L’univers de science-fiction cyberpunk est un pur produit culturel des années 1980, dans son esthétique très marquée et reconnaissable de tous mais surtout dans la vision du monde qu’il porte. Pour résumer simplement les codes de cet univers : le monde est aux mains de mega corporations ayant acquis plus de pouvoir que les États, l’usage de prothèses cybernétiques et de robots est généralisé dans la population, et le tout donne lieu à des aventures d’individus marginaux, des anti héros luttant pour leur survie dans un monde injuste, brutal et ultra high-tech. D’abord un mouvement strictement littéraire, le cyberpunk a débordé sur de nombreux autres formats et surtout le cinéma, le fameux Blade Runner en étant issu.

En 2020, une société de jeu vidéo polonaise, CD Projekt Red (ayant développé notamment les jeux The Witcher), décide d’adapter le jeu de rôle « Cyberpunk 2020 » de Mike Pondsmith, mettant en place une énorme production (330 millions de dollars investis soit le record mondial à l’époque). L’acteur Keanu Reeves est même engagé pour jouer le principal personnage de l’histoire. La sortie initiale du jeu « Cyberpunk 2077 » est plombée par de nombreux bugs, corrigés progressivement, mais génère tout de même 20 millions de ventes. La semaine dernière, la très attendue mise à jour « Edgerunners » a été publiée, accompagnée d’une série de dessins animés sur Netflix du même nom. Dans la foulée, l’éditeur annonce même qu’une suite est en développement « Cyberpunk Orion » ainsi qu’un mode de jeu multijoueur.

**Données affichées:**
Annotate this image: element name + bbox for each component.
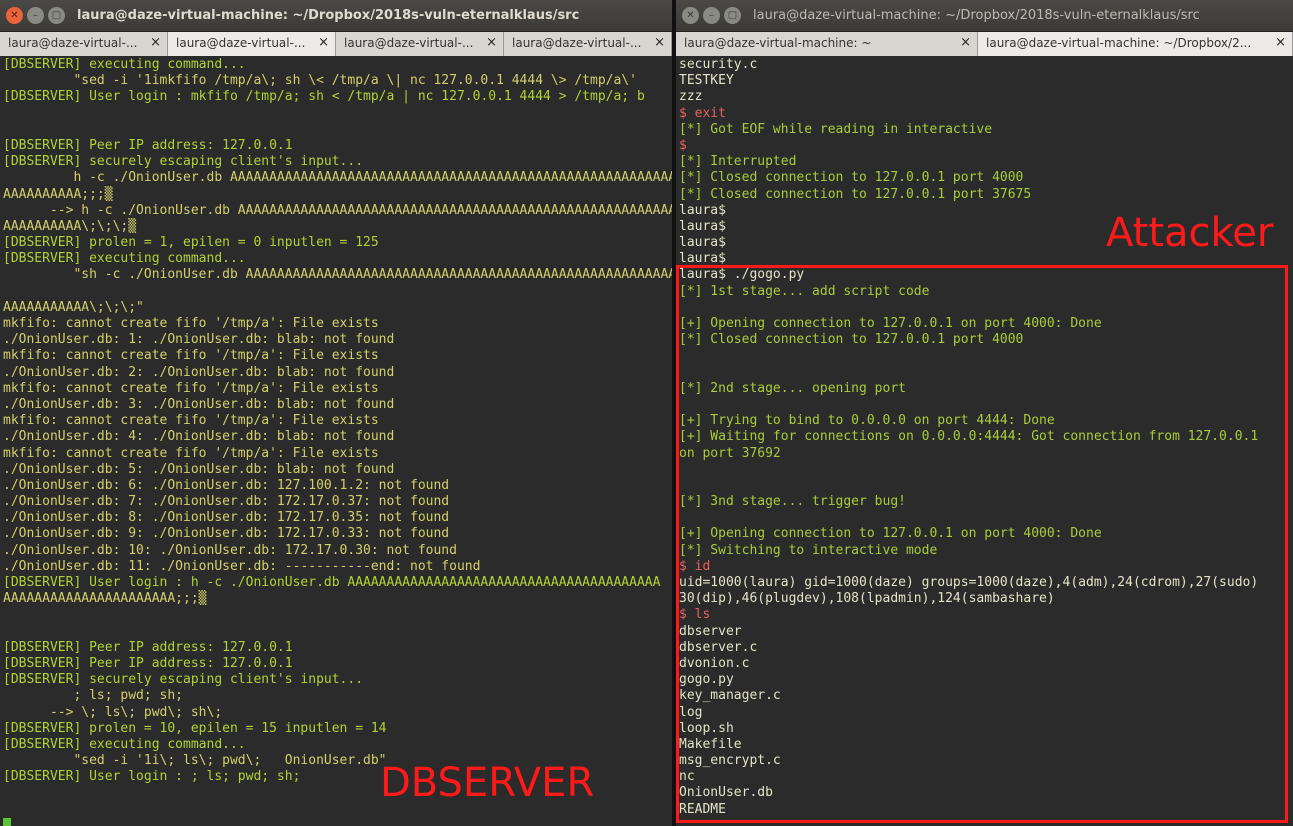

**Consigne:**
Poursuivez le texte sur l’univers cyberpunk et le jeu « Cyberpunk 2077 » à partir de sa dernière phrase.

**Réponse proposée:**
Le jeu, aidé donc par des graphismes de très haut niveau, nous projette dans un futur proche, tout à fait crédible vu d’aujourd’hui : des zoonoses ont fait disparaître la plupart des animaux domestiques et sauvages, les inégalités sociales sont étirées à leur maximum et le capital est plus concentré que jamais, les mégalopoles sont autant de furoncles invivables et polluants qui pourrissent ce qui reste de nature (des déserts servant de décharge), les gens trouvent un refuge ultra-individualiste dans la surconsommation, jusque dans leur propre corps ou leur domicile, la culture est totalement gangrenée par le porno, la vanité et la violence…

Le rejet des corporations (des monopoles capitalistes en fait) est le seul horizon politique existant dans Cyberpunk 2077. Cela a bien sûr sa dignité, vu le niveau de corruption qu’on observe dans toutes les strates de la population liées au mode de vie « corpo ». Cet esprit de rébellion passe principalement par le personnage joué par Keanu Reeves, un rockeur connu pour avoir posé une bombe nucléaire au siège social d’une des ces corporations (en plein centre-ville), ou encore Judy Alvarez, une hackeuse anarchiste qui lutte pour l’autogestion des maisons closes. Au long de l’aventure, les espoirs d’un monde un tant soit peu meilleur sont constamment douchés, tant par le monde lui-même que par le jeu.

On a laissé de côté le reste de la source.